## [THE PROBLEM]
Return the records word for word. Any pictures in them are not part of the copy.

── EXCERPTED RECORDS

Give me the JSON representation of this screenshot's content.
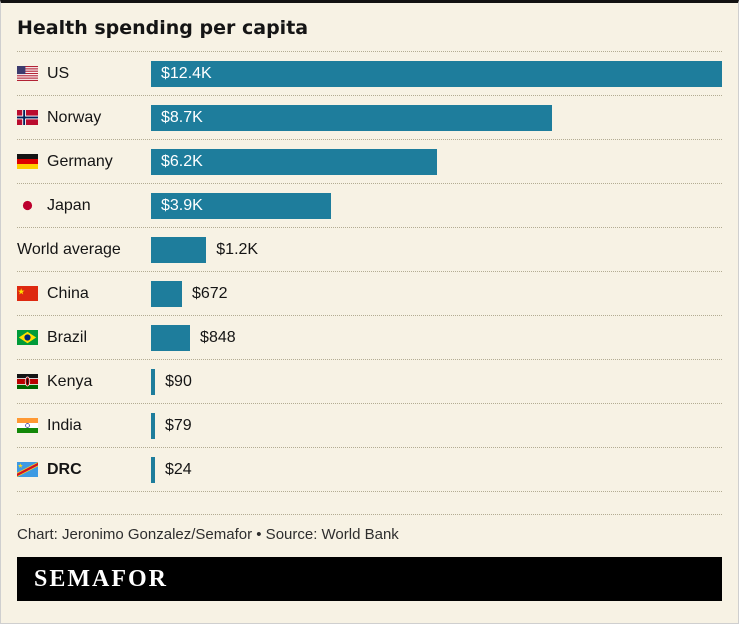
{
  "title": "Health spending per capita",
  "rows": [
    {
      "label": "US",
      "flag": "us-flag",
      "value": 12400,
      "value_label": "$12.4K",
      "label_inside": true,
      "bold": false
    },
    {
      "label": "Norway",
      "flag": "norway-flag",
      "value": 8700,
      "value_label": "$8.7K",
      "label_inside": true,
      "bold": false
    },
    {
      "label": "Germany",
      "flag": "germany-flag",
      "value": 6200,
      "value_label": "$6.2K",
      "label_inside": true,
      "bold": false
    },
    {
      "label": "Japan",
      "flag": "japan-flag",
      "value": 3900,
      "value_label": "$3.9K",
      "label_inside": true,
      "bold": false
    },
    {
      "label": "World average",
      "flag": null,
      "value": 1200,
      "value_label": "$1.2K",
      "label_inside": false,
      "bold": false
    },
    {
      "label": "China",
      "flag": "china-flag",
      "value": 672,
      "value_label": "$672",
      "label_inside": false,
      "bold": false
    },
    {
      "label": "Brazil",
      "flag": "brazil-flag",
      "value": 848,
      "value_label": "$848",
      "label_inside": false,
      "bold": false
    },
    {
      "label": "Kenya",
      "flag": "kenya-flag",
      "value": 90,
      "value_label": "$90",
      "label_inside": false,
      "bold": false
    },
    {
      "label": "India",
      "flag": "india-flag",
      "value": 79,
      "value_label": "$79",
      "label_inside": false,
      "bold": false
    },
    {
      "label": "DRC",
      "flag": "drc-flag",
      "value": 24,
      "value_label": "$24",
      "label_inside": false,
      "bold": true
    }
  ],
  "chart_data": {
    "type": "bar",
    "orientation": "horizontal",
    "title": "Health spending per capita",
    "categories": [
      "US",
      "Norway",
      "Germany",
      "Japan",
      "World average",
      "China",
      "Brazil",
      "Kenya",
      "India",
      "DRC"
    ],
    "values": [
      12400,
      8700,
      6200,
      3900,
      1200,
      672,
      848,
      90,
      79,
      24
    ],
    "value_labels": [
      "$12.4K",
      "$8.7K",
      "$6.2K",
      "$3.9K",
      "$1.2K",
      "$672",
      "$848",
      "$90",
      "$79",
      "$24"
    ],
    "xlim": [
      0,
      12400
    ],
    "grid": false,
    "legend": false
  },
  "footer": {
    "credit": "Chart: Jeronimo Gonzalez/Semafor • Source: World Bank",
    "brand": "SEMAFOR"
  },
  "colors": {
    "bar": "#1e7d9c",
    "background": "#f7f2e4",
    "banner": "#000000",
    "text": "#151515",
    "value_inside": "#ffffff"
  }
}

────

## [WRITTEN REPLY]
Give me the JSON representation of this screenshot's content.
{
  "title": "Health spending per capita",
  "rows": [
    {
      "label": "US",
      "flag": "us-flag",
      "value": 12400,
      "value_label": "$12.4K",
      "label_inside": true,
      "bold": false
    },
    {
      "label": "Norway",
      "flag": "norway-flag",
      "value": 8700,
      "value_label": "$8.7K",
      "label_inside": true,
      "bold": false
    },
    {
      "label": "Germany",
      "flag": "germany-flag",
      "value": 6200,
      "value_label": "$6.2K",
      "label_inside": true,
      "bold": false
    },
    {
      "label": "Japan",
      "flag": "japan-flag",
      "value": 3900,
      "value_label": "$3.9K",
      "label_inside": true,
      "bold": false
    },
    {
      "label": "World average",
      "flag": null,
      "value": 1200,
      "value_label": "$1.2K",
      "label_inside": false,
      "bold": false
    },
    {
      "label": "China",
      "flag": "china-flag",
      "value": 672,
      "value_label": "$672",
      "label_inside": false,
      "bold": false
    },
    {
      "label": "Brazil",
      "flag": "brazil-flag",
      "value": 848,
      "value_label": "$848",
      "label_inside": false,
      "bold": false
    },
    {
      "label": "Kenya",
      "flag": "kenya-flag",
      "value": 90,
      "value_label": "$90",
      "label_inside": false,
      "bold": false
    },
    {
      "label": "India",
      "flag": "india-flag",
      "value": 79,
      "value_label": "$79",
      "label_inside": false,
      "bold": false
    },
    {
      "label": "DRC",
      "flag": "drc-flag",
      "value": 24,
      "value_label": "$24",
      "label_inside": false,
      "bold": true
    }
  ],
  "chart_data": {
    "type": "bar",
    "orientation": "horizontal",
    "title": "Health spending per capita",
    "categories": [
      "US",
      "Norway",
      "Germany",
      "Japan",
      "World average",
      "China",
      "Brazil",
      "Kenya",
      "India",
      "DRC"
    ],
    "values": [
      12400,
      8700,
      6200,
      3900,
      1200,
      672,
      848,
      90,
      79,
      24
    ],
    "value_labels": [
      "$12.4K",
      "$8.7K",
      "$6.2K",
      "$3.9K",
      "$1.2K",
      "$672",
      "$848",
      "$90",
      "$79",
      "$24"
    ],
    "xlim": [
      0,
      12400
    ],
    "grid": false,
    "legend": false
  },
  "footer": {
    "credit": "Chart: Jeronimo Gonzalez/Semafor • Source: World Bank",
    "brand": "SEMAFOR"
  },
  "colors": {
    "bar": "#1e7d9c",
    "background": "#f7f2e4",
    "banner": "#000000",
    "text": "#151515",
    "value_inside": "#ffffff"
  }
}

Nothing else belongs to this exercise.